> [Material provided]
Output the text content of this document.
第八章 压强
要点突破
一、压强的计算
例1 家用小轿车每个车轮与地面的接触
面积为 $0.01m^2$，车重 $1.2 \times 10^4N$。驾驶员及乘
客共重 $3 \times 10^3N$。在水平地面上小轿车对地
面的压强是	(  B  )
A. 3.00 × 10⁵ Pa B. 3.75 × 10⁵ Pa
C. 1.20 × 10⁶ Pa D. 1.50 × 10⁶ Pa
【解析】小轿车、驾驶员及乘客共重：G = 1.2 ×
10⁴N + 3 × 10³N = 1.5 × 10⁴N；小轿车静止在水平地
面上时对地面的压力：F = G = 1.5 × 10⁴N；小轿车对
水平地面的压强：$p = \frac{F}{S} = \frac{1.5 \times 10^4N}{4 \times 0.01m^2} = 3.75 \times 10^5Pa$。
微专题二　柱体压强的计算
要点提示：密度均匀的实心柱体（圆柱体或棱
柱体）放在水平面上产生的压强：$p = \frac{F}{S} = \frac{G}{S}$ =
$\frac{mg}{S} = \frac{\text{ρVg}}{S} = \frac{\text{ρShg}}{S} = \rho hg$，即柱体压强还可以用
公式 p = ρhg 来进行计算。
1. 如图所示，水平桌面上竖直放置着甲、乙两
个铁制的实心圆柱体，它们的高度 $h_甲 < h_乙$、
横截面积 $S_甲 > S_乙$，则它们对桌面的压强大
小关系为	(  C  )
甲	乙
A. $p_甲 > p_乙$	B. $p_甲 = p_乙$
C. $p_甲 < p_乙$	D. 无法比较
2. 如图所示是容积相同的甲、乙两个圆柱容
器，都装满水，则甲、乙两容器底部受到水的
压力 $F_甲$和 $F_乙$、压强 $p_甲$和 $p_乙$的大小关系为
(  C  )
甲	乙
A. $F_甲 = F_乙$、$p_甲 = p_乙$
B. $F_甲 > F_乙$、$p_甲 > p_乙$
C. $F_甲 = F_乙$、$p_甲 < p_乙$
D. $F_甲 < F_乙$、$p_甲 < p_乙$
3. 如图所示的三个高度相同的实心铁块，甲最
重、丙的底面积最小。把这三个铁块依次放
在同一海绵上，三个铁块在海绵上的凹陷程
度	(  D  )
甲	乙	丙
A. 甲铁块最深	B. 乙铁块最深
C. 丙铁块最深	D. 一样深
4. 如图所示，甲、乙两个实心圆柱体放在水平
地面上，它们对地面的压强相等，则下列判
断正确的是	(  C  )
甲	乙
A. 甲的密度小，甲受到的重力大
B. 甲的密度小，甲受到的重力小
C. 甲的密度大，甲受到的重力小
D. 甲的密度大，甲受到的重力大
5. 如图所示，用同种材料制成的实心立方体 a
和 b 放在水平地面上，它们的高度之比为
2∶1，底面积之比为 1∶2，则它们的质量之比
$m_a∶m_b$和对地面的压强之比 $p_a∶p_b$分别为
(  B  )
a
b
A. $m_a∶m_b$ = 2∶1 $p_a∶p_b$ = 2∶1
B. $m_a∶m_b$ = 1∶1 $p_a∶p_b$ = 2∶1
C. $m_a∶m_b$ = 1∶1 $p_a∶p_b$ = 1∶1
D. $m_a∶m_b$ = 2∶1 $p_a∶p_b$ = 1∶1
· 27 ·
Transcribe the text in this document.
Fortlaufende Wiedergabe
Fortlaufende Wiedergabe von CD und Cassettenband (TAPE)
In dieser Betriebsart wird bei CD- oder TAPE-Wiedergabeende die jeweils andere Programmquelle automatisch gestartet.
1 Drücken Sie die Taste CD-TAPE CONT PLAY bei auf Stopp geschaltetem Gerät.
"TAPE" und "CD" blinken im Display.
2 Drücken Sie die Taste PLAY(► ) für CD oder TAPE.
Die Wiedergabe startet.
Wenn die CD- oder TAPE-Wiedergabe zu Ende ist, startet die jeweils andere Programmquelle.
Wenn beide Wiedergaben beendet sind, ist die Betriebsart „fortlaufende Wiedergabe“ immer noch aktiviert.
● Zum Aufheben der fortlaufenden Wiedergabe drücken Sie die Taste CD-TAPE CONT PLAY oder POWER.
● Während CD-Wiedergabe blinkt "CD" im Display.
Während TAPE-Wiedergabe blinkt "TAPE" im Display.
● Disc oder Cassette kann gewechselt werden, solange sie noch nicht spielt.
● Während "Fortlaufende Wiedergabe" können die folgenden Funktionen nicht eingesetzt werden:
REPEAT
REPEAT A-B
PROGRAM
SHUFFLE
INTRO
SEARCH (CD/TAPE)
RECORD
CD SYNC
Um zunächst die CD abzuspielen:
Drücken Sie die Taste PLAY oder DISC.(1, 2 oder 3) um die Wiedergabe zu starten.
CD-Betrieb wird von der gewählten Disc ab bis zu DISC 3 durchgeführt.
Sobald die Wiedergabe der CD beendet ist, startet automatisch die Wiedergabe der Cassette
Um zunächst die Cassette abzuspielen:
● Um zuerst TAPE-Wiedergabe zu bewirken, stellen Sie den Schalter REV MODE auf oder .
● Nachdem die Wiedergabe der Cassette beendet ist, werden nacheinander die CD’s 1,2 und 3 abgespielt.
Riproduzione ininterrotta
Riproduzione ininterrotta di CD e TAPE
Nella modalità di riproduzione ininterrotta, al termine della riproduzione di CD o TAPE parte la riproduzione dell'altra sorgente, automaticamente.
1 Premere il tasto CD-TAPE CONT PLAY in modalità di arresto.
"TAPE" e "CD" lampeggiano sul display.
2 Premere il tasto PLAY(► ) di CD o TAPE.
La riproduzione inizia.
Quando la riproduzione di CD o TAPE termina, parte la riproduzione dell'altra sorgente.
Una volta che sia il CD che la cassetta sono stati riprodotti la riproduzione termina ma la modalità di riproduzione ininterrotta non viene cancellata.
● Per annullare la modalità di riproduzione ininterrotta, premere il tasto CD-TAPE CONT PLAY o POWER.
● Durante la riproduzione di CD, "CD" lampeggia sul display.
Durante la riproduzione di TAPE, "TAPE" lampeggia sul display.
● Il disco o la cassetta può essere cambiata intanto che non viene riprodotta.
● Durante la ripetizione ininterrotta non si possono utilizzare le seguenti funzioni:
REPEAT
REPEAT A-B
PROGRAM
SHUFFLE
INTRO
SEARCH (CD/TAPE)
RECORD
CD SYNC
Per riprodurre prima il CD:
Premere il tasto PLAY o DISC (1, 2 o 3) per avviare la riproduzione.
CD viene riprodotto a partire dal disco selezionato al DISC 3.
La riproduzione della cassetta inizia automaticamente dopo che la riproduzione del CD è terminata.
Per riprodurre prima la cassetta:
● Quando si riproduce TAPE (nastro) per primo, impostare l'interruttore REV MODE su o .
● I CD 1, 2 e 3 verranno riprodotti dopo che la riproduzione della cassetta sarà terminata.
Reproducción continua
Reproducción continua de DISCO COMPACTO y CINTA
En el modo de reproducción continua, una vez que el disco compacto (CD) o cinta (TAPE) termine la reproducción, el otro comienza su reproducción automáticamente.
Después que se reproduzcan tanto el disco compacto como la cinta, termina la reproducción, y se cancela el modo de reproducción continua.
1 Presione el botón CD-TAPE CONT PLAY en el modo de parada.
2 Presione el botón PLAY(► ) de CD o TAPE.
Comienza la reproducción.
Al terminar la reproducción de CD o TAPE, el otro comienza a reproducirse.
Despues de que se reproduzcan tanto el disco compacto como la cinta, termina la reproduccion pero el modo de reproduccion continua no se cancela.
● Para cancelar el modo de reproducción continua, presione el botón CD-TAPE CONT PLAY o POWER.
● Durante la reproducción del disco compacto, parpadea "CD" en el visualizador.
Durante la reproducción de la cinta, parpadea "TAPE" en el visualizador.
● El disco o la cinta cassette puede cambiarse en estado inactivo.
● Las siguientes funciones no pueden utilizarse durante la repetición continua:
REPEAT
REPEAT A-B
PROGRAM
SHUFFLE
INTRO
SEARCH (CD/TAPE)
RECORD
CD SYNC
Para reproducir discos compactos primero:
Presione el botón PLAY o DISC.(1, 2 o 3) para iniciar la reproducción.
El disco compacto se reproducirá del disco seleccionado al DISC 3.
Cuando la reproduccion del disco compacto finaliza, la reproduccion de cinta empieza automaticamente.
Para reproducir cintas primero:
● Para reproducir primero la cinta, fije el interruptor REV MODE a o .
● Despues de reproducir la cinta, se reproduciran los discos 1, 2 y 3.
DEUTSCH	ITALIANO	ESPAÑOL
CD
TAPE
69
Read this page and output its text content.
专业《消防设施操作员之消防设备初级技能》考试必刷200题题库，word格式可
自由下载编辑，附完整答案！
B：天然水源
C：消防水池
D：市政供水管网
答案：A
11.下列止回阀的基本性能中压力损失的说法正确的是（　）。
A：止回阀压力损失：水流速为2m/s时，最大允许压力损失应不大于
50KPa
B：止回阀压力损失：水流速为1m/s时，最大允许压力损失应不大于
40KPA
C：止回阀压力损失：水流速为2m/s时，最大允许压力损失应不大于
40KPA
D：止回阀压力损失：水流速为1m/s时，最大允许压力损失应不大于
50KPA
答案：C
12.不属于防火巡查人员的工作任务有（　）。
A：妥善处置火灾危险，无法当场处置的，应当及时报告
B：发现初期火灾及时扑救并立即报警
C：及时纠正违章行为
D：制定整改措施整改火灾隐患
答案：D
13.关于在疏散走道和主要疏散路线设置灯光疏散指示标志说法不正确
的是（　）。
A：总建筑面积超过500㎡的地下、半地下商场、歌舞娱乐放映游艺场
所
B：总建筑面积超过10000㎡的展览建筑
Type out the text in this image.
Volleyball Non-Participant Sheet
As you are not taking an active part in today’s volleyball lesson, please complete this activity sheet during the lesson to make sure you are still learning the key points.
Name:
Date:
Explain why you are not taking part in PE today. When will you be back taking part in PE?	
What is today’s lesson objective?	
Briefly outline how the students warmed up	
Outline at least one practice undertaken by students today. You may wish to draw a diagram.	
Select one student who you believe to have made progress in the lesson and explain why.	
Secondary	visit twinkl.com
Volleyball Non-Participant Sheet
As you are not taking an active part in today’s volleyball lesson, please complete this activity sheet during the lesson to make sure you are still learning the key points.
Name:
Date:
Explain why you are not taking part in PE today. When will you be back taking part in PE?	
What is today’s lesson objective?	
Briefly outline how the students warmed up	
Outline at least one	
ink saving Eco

> [Your task] On how many lines does the word "Wenn" appear? Answer with only the number.

> [Task result] 2